STATED GOAL: Every line in the listing is to be echoed verbatim.

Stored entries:

◆ ◆ ◆ ◆ ◆ ◆ ◆

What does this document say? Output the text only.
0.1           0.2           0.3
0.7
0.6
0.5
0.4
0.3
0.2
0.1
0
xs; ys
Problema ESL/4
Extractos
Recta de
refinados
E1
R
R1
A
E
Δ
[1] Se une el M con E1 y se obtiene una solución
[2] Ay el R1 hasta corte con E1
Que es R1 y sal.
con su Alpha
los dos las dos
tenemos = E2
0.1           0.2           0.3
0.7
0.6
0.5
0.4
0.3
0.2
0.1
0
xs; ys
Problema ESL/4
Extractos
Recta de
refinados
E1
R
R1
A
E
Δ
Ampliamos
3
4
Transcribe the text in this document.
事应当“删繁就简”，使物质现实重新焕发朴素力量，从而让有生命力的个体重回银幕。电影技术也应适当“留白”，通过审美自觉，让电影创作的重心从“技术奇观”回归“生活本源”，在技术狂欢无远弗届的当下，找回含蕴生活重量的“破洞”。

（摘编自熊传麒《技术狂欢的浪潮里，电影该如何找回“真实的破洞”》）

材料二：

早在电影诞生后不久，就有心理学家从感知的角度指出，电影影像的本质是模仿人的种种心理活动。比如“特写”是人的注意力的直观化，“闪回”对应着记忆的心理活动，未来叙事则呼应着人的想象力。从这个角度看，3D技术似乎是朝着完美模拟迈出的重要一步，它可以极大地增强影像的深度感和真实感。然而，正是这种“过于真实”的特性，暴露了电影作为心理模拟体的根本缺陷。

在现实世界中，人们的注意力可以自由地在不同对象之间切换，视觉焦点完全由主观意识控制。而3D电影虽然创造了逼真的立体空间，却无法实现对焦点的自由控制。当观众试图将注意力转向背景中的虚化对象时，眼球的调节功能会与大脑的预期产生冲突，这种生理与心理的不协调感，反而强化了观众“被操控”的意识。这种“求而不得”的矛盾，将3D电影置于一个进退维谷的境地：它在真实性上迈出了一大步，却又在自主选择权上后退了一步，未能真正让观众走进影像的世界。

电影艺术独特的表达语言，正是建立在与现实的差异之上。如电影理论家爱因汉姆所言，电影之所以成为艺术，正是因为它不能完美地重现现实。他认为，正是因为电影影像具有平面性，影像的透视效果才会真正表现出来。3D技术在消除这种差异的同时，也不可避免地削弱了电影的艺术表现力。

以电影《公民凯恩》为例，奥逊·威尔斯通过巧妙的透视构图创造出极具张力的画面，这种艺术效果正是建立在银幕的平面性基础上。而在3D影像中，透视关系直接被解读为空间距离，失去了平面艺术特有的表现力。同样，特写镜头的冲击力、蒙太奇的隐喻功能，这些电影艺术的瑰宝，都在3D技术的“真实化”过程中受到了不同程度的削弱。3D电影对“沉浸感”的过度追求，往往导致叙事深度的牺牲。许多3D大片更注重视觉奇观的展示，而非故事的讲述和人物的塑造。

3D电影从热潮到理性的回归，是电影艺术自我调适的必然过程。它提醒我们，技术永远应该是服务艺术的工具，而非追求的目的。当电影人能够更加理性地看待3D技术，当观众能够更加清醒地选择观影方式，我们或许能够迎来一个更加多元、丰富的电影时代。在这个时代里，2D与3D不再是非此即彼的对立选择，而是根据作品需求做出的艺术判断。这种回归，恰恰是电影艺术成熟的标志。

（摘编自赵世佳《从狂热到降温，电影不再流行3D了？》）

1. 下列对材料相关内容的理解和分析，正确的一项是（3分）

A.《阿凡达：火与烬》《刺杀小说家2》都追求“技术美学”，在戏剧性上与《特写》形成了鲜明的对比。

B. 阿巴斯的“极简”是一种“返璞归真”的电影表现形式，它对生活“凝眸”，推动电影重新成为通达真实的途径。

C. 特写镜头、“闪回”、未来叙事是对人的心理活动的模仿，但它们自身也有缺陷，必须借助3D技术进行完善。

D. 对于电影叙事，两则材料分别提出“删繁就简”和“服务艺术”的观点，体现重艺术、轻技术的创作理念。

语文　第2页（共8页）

◆ ◆ ◆ ◆ ◆ ◆ ◆

SOLUTION TO THE PROBLEM:
What does this document say? Output the text only.
0.1           0.2           0.3
0.7
0.6
0.5
0.4
0.3
0.2
0.1
0
xs; ys
Problema ESL/4
Extractos
Recta de
refinados
E1
R
R1
A
E
Δ
[1] Se une el M con E1 y se obtiene una solución
[2] Ay el R1 hasta corte con E1
Que es R1 y sal.
con su Alpha
los dos las dos
tenemos = E2
0.1           0.2           0.3
0.7
0.6
0.5
0.4
0.3
0.2
0.1
0
xs; ys
Problema ESL/4
Extractos
Recta de
refinados
E1
R
R1
A
E
Δ
Ampliamos
3
4
Transcribe the text in this document.
事应当“删繁就简”，使物质现实重新焕发朴素力量，从而让有生命力的个体重回银幕。电影技术也应适当“留白”，通过审美自觉，让电影创作的重心从“技术奇观”回归“生活本源”，在技术狂欢无远弗届的当下，找回含蕴生活重量的“破洞”。

（摘编自熊传麒《技术狂欢的浪潮里，电影该如何找回“真实的破洞”》）

材料二：

早在电影诞生后不久，就有心理学家从感知的角度指出，电影影像的本质是模仿人的种种心理活动。比如“特写”是人的注意力的直观化，“闪回”对应着记忆的心理活动，未来叙事则呼应着人的想象力。从这个角度看，3D技术似乎是朝着完美模拟迈出的重要一步，它可以极大地增强影像的深度感和真实感。然而，正是这种“过于真实”的特性，暴露了电影作为心理模拟体的根本缺陷。

在现实世界中，人们的注意力可以自由地在不同对象之间切换，视觉焦点完全由主观意识控制。而3D电影虽然创造了逼真的立体空间，却无法实现对焦点的自由控制。当观众试图将注意力转向背景中的虚化对象时，眼球的调节功能会与大脑的预期产生冲突，这种生理与心理的不协调感，反而强化了观众“被操控”的意识。这种“求而不得”的矛盾，将3D电影置于一个进退维谷的境地：它在真实性上迈出了一大步，却又在自主选择权上后退了一步，未能真正让观众走进影像的世界。

电影艺术独特的表达语言，正是建立在与现实的差异之上。如电影理论家爱因汉姆所言，电影之所以成为艺术，正是因为它不能完美地重现现实。他认为，正是因为电影影像具有平面性，影像的透视效果才会真正表现出来。3D技术在消除这种差异的同时，也不可避免地削弱了电影的艺术表现力。

以电影《公民凯恩》为例，奥逊·威尔斯通过巧妙的透视构图创造出极具张力的画面，这种艺术效果正是建立在银幕的平面性基础上。而在3D影像中，透视关系直接被解读为空间距离，失去了平面艺术特有的表现力。同样，特写镜头的冲击力、蒙太奇的隐喻功能，这些电影艺术的瑰宝，都在3D技术的“真实化”过程中受到了不同程度的削弱。3D电影对“沉浸感”的过度追求，往往导致叙事深度的牺牲。许多3D大片更注重视觉奇观的展示，而非故事的讲述和人物的塑造。

3D电影从热潮到理性的回归，是电影艺术自我调适的必然过程。它提醒我们，技术永远应该是服务艺术的工具，而非追求的目的。当电影人能够更加理性地看待3D技术，当观众能够更加清醒地选择观影方式，我们或许能够迎来一个更加多元、丰富的电影时代。在这个时代里，2D与3D不再是非此即彼的对立选择，而是根据作品需求做出的艺术判断。这种回归，恰恰是电影艺术成熟的标志。

（摘编自赵世佳《从狂热到降温，电影不再流行3D了？》）

1. 下列对材料相关内容的理解和分析，正确的一项是（3分）

A.《阿凡达：火与烬》《刺杀小说家2》都追求“技术美学”，在戏剧性上与《特写》形成了鲜明的对比。

B. 阿巴斯的“极简”是一种“返璞归真”的电影表现形式，它对生活“凝眸”，推动电影重新成为通达真实的途径。

C. 特写镜头、“闪回”、未来叙事是对人的心理活动的模仿，但它们自身也有缺陷，必须借助3D技术进行完善。

D. 对于电影叙事，两则材料分别提出“删繁就简”和“服务艺术”的观点，体现重艺术、轻技术的创作理念。

语文　第2页（共8页）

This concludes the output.